__SHORT EXERCISE__:
Check each line of the entries below for the string "name" and state how many lines have it, with no other text.

-- Begin --

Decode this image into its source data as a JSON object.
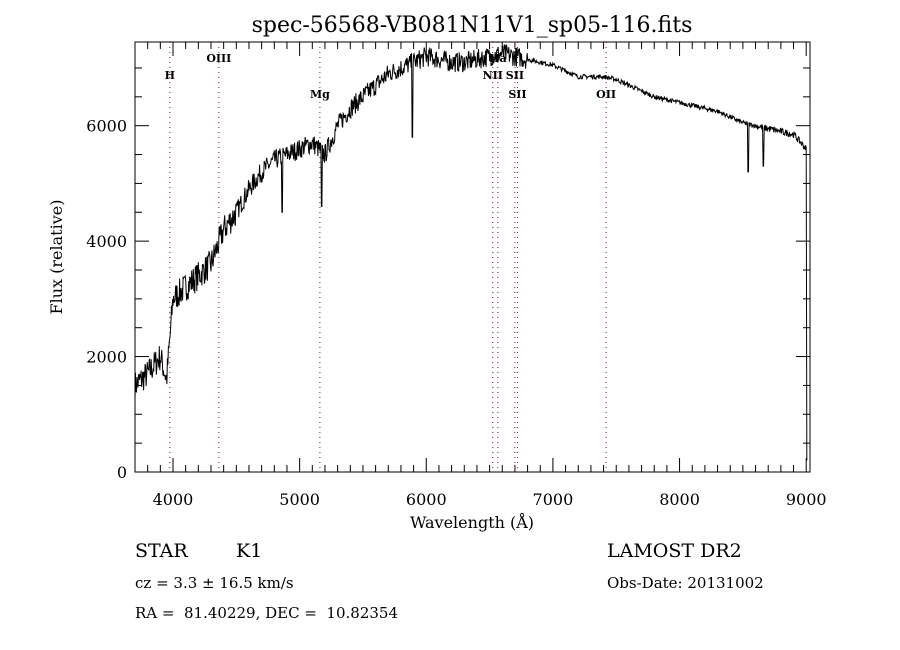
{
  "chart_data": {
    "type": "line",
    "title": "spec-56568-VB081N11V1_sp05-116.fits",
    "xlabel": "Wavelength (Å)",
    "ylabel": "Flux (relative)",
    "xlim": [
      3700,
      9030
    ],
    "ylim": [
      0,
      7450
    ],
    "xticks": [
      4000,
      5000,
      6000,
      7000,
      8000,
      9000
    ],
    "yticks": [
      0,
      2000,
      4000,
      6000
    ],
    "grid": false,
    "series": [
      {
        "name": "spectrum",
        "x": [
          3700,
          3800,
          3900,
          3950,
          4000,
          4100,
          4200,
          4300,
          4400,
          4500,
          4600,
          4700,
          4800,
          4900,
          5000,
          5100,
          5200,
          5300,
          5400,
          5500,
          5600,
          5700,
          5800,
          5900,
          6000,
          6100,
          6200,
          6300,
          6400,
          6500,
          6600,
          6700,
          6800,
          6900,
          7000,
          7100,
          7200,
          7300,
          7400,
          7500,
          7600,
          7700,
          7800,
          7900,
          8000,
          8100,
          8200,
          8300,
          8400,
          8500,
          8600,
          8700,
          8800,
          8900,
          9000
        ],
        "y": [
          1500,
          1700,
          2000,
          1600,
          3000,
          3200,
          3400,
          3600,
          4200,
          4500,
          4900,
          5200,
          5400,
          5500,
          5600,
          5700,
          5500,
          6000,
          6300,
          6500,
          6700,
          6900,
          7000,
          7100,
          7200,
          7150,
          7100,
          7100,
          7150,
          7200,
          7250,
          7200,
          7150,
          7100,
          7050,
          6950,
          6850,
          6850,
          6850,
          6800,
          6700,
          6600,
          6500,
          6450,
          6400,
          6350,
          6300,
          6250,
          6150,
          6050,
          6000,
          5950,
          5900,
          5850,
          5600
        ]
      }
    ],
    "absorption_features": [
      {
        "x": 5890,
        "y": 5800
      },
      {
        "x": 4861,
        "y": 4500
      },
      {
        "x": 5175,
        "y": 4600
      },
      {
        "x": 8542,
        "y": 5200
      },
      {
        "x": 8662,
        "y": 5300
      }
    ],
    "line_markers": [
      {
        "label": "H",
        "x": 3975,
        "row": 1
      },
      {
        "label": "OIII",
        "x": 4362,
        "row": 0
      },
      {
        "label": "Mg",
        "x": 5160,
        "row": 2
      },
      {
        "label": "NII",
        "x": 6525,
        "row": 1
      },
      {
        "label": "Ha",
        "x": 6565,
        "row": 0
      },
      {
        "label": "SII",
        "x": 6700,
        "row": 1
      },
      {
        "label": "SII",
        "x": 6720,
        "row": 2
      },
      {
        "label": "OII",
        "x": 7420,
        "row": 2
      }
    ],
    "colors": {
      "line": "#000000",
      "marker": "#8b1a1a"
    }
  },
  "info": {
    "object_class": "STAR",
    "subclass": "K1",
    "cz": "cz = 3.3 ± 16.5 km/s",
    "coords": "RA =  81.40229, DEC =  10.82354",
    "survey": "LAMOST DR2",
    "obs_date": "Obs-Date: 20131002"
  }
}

-- End --
-- Begin --

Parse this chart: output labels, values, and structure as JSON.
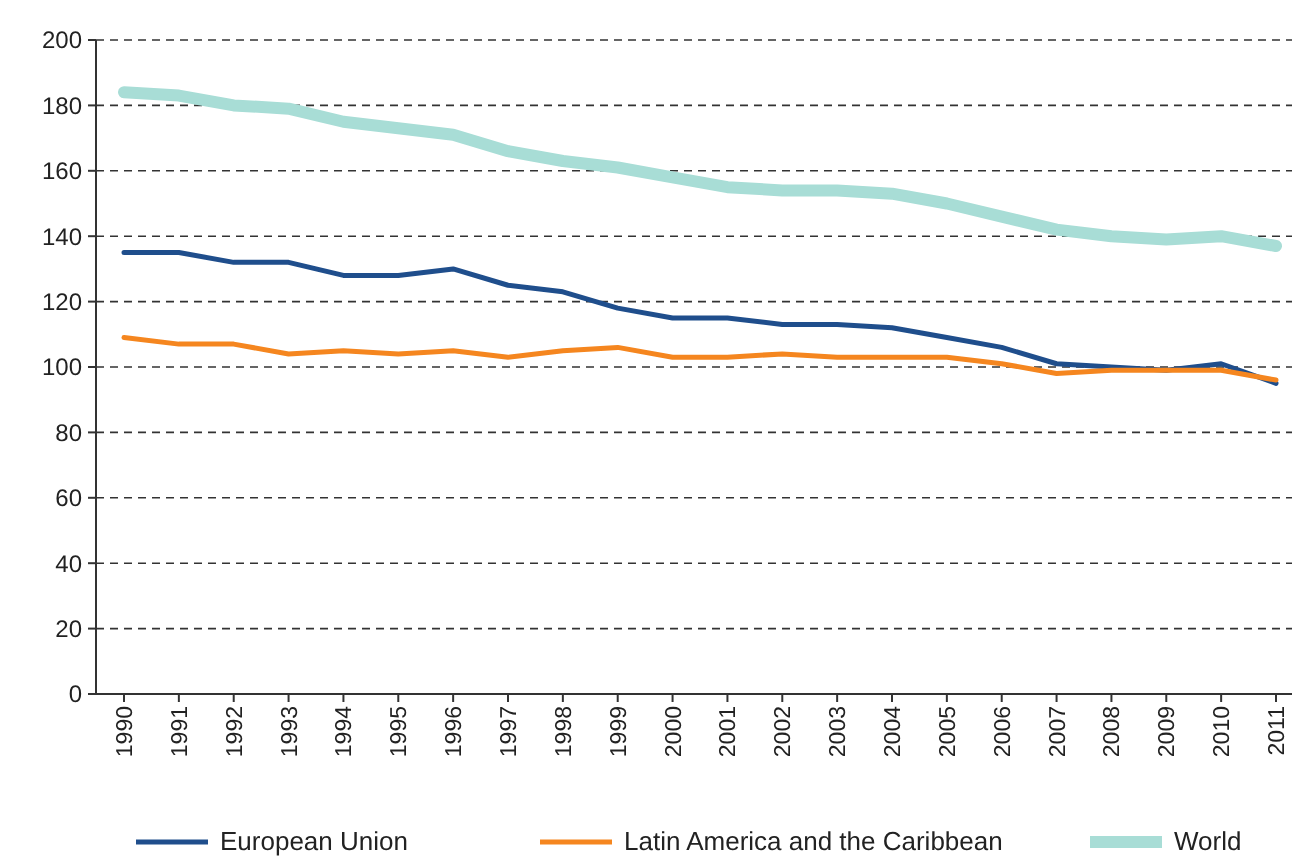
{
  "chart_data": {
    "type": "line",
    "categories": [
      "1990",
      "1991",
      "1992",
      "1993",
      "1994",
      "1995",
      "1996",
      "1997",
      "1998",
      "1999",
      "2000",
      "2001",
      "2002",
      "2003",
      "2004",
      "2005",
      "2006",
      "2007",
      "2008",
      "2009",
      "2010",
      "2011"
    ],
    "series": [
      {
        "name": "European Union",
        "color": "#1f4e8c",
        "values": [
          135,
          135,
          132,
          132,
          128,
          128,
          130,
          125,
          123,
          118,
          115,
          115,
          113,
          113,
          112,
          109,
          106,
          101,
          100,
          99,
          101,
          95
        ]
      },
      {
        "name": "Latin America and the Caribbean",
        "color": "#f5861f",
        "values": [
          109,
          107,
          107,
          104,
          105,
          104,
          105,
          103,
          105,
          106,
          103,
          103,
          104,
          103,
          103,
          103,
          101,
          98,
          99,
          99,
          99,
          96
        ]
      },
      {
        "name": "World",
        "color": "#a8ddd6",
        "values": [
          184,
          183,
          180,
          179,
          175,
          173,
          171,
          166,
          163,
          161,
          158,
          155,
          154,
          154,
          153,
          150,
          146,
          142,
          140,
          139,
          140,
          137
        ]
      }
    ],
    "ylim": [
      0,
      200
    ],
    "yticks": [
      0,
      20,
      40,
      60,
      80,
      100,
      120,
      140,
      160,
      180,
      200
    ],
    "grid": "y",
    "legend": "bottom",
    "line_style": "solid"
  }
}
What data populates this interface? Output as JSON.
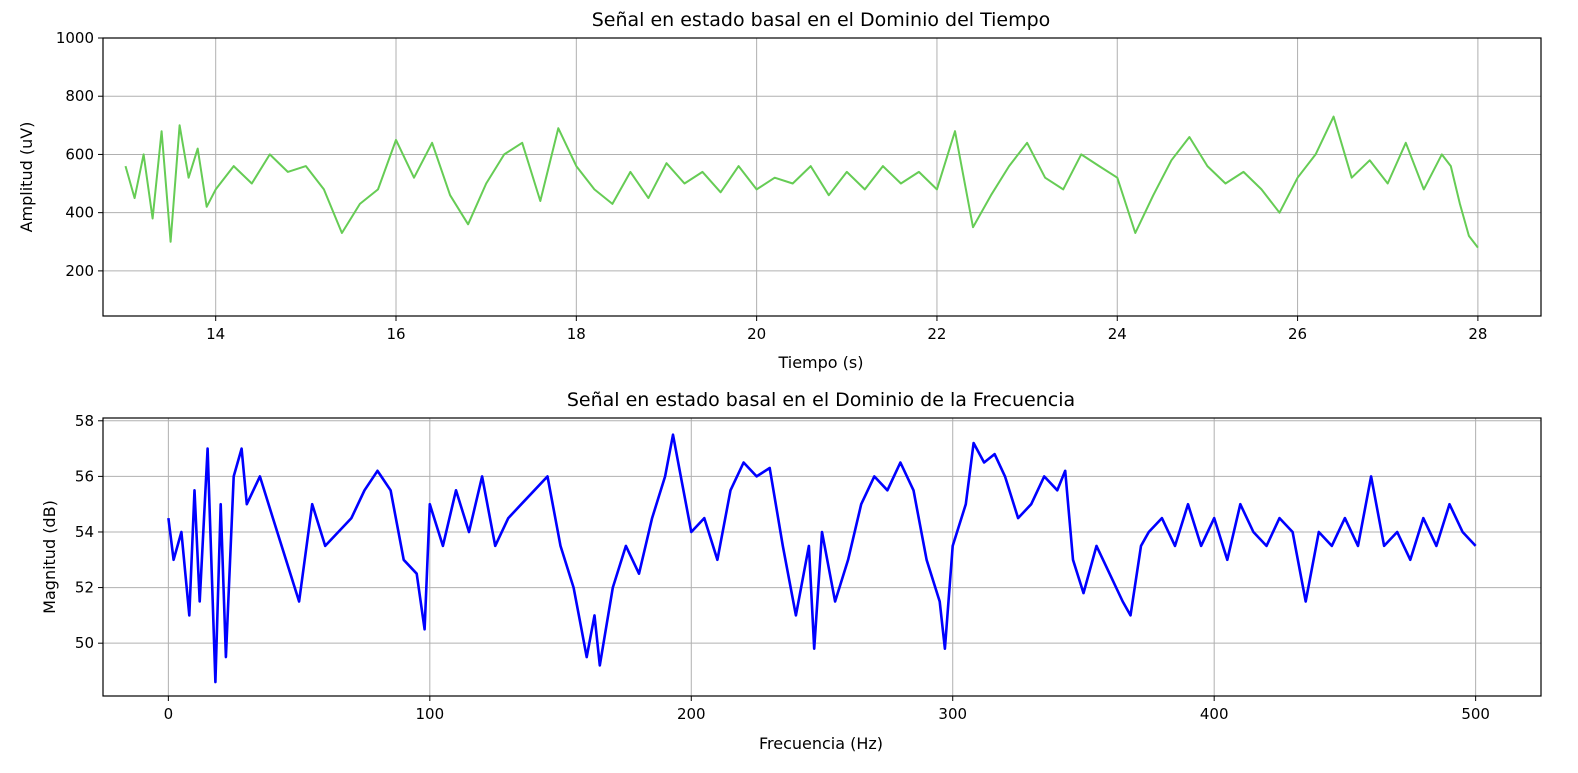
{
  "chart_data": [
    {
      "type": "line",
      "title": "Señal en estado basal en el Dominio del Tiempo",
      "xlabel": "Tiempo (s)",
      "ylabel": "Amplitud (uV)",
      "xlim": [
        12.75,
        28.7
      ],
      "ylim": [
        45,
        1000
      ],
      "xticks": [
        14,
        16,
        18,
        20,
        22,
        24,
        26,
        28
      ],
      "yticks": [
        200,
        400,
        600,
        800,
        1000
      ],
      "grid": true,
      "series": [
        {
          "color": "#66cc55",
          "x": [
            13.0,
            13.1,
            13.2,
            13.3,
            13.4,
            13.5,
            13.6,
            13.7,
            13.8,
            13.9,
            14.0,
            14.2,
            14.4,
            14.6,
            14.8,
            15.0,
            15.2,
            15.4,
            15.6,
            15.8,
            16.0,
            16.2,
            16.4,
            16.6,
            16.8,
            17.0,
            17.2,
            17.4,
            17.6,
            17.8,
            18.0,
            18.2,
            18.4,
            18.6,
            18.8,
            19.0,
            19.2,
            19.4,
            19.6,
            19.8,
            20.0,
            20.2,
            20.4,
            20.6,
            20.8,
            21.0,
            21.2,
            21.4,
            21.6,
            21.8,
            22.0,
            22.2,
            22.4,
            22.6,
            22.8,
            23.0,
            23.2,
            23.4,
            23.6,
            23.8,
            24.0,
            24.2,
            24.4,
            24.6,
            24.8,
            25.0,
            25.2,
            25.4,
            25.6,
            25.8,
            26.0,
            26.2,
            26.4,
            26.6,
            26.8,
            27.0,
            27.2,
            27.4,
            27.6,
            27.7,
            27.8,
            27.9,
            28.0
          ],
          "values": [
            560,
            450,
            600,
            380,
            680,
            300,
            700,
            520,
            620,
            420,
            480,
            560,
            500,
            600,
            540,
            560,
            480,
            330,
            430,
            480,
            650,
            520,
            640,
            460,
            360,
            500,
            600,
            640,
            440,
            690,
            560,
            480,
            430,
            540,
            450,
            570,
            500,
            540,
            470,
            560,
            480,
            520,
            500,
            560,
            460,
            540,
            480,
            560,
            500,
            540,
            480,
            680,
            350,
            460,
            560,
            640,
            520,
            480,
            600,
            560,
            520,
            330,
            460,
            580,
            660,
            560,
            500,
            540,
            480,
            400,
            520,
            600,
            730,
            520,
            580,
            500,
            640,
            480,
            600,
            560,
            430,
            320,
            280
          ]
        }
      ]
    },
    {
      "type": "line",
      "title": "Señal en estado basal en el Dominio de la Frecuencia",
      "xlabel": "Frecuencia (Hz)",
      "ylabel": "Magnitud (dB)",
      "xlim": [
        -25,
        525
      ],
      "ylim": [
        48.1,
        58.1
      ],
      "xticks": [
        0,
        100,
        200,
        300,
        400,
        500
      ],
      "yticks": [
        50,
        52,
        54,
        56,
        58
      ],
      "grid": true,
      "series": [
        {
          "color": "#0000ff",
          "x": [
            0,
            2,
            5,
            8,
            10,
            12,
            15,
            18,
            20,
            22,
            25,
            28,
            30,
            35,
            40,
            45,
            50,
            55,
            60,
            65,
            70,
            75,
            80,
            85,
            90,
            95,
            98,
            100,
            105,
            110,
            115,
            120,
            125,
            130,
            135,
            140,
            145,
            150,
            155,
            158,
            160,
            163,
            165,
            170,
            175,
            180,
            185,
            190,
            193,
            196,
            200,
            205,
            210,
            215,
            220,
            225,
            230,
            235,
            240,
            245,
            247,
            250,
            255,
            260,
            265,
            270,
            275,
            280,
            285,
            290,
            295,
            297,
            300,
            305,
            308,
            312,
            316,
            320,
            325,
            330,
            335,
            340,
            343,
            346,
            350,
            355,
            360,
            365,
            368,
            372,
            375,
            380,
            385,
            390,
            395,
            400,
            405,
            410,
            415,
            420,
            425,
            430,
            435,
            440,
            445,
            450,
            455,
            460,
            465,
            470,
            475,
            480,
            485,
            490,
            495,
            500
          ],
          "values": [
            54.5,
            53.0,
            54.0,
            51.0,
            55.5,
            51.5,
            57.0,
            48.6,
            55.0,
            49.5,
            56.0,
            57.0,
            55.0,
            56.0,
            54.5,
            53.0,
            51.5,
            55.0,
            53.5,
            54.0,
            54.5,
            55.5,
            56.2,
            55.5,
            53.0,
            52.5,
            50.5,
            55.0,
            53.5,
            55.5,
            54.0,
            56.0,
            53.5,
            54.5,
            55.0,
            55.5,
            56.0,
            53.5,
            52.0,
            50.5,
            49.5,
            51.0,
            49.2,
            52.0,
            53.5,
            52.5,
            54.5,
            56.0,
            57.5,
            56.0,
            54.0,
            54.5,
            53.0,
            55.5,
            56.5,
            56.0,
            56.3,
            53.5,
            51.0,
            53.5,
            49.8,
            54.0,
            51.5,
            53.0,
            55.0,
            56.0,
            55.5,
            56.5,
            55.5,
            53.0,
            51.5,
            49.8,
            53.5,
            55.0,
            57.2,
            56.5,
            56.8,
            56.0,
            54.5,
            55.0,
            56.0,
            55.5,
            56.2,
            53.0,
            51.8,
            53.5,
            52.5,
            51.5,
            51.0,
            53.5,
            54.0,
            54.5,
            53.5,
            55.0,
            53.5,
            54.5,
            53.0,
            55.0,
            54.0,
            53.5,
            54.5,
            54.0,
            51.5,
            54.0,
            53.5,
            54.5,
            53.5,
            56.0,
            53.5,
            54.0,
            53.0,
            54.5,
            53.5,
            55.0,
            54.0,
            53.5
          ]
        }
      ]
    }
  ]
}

-- End --

__CORRECT OUTPUT__:
4